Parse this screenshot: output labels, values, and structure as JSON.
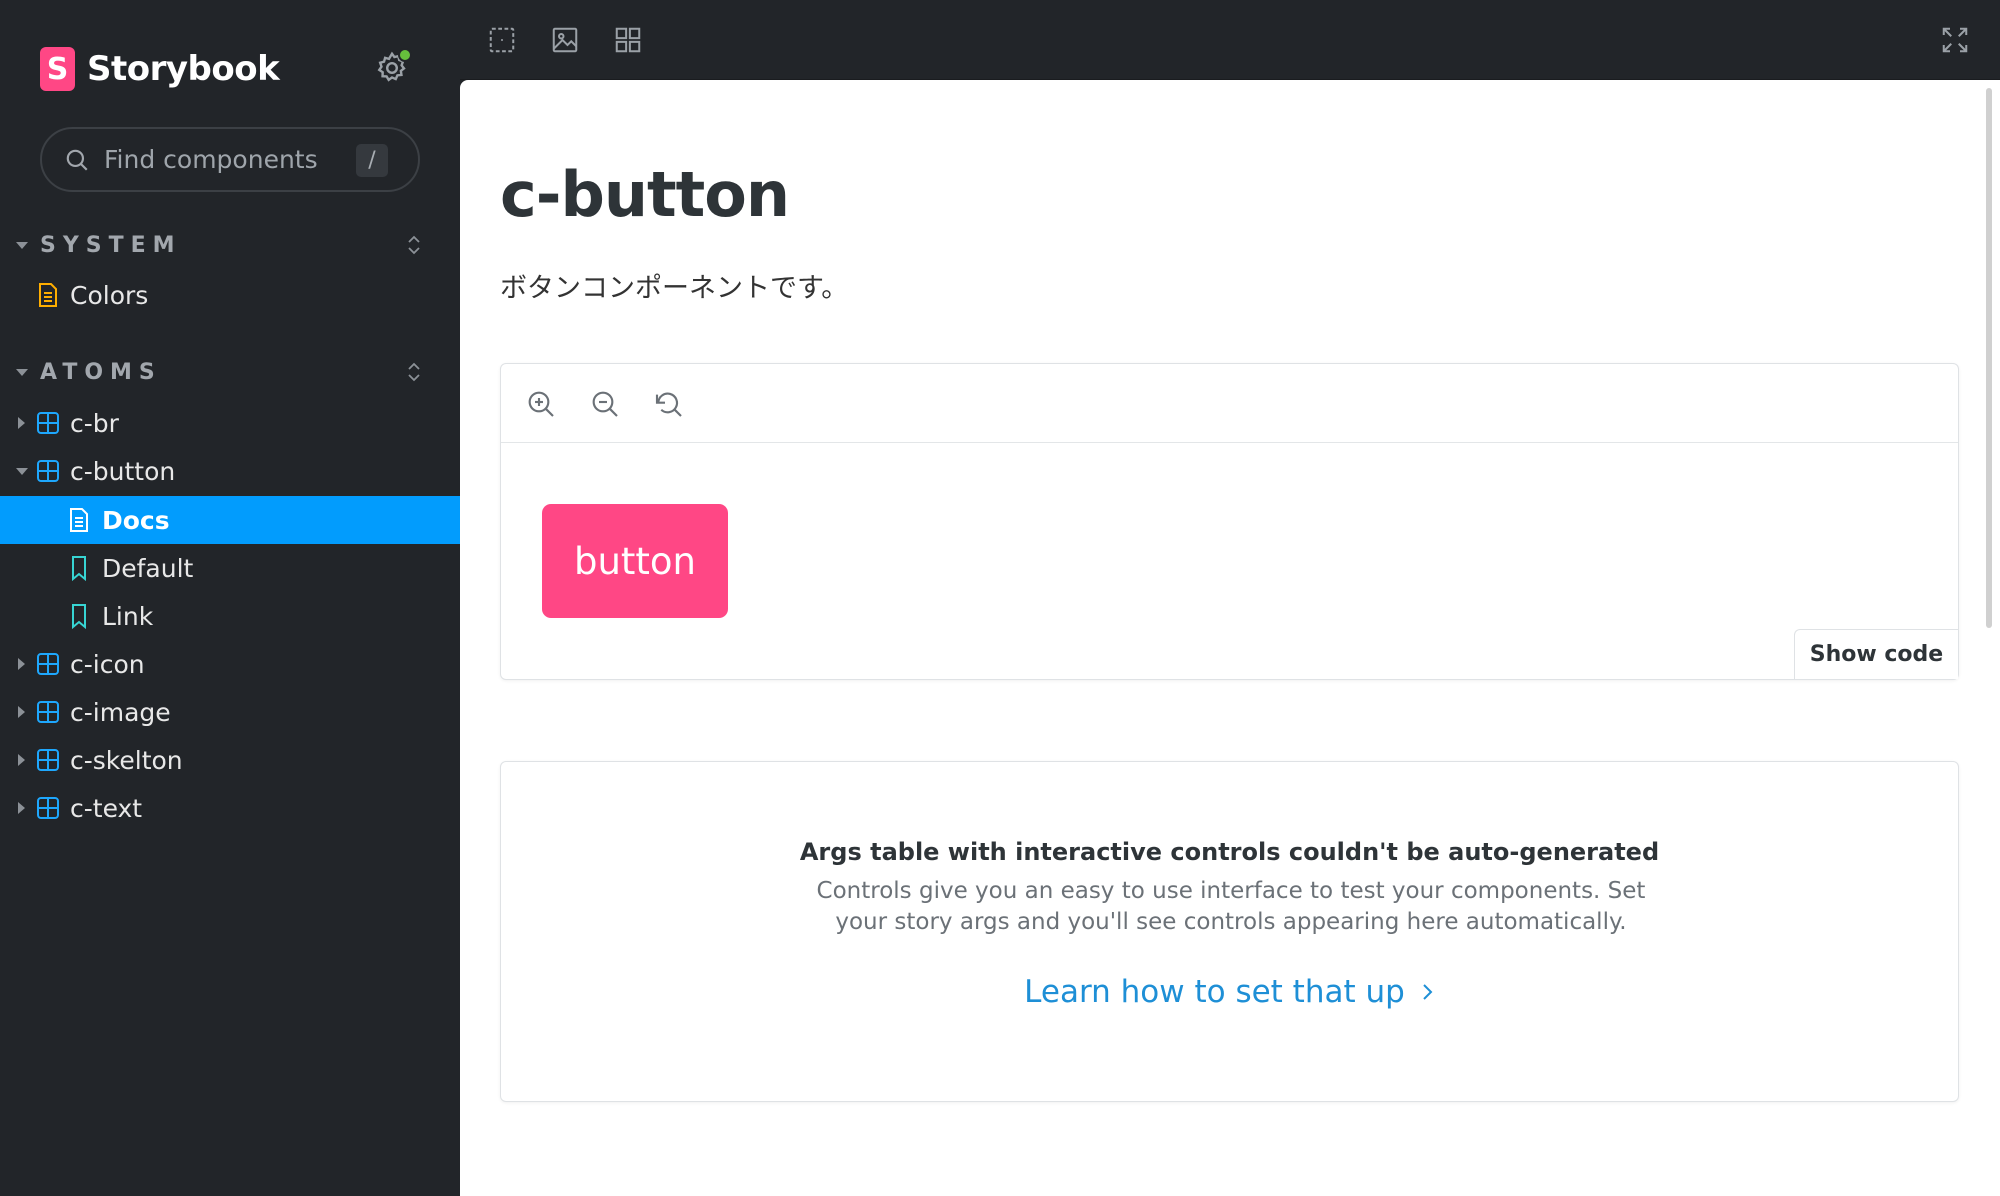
{
  "sidebar": {
    "brand": {
      "logo_letter": "S",
      "name": "Storybook",
      "color": "#ff4785"
    },
    "settings": {
      "icon": "gear-icon",
      "status_color": "#66bf3c"
    },
    "search": {
      "placeholder": "Find components",
      "shortcut": "/"
    },
    "sections": [
      {
        "label": "SYSTEM"
      },
      {
        "label": "ATOMS"
      }
    ],
    "system_items": [
      {
        "label": "Colors",
        "icon": "document-icon"
      }
    ],
    "atoms_items": [
      {
        "label": "c-br",
        "icon": "component-icon",
        "expanded": false
      },
      {
        "label": "c-button",
        "icon": "component-icon",
        "expanded": true
      },
      {
        "label": "Docs",
        "icon": "document-icon",
        "selected": true
      },
      {
        "label": "Default",
        "icon": "bookmark-icon"
      },
      {
        "label": "Link",
        "icon": "bookmark-icon"
      },
      {
        "label": "c-icon",
        "icon": "component-icon",
        "expanded": false
      },
      {
        "label": "c-image",
        "icon": "component-icon",
        "expanded": false
      },
      {
        "label": "c-skelton",
        "icon": "component-icon",
        "expanded": false
      },
      {
        "label": "c-text",
        "icon": "component-icon",
        "expanded": false
      }
    ],
    "accent_color": "#029cfd"
  },
  "toolbar": {
    "tools": [
      "outline-icon",
      "image-icon",
      "grid-icon"
    ],
    "fullscreen": "fullscreen-icon"
  },
  "doc": {
    "title": "c-button",
    "description": "ボタンコンポーネントです。",
    "preview": {
      "tools": [
        "zoom-in-icon",
        "zoom-out-icon",
        "reset-zoom-icon"
      ],
      "button_label": "button",
      "button_color": "#ff4785",
      "show_code": "Show code"
    },
    "args": {
      "title": "Args table with interactive controls couldn't be auto-generated",
      "description": "Controls give you an easy to use interface to test your components. Set your story args and you'll see controls appearing here automatically.",
      "link": "Learn how to set that up"
    }
  }
}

#### Given task:
Copy, from the material above, each line in which the string "components" occurs.

#### Exercise solution:
      "placeholder": "Find components",
      "description": "Controls give you an easy to use interface to test your components. Set your story args and you'll see controls appearing here automatically.",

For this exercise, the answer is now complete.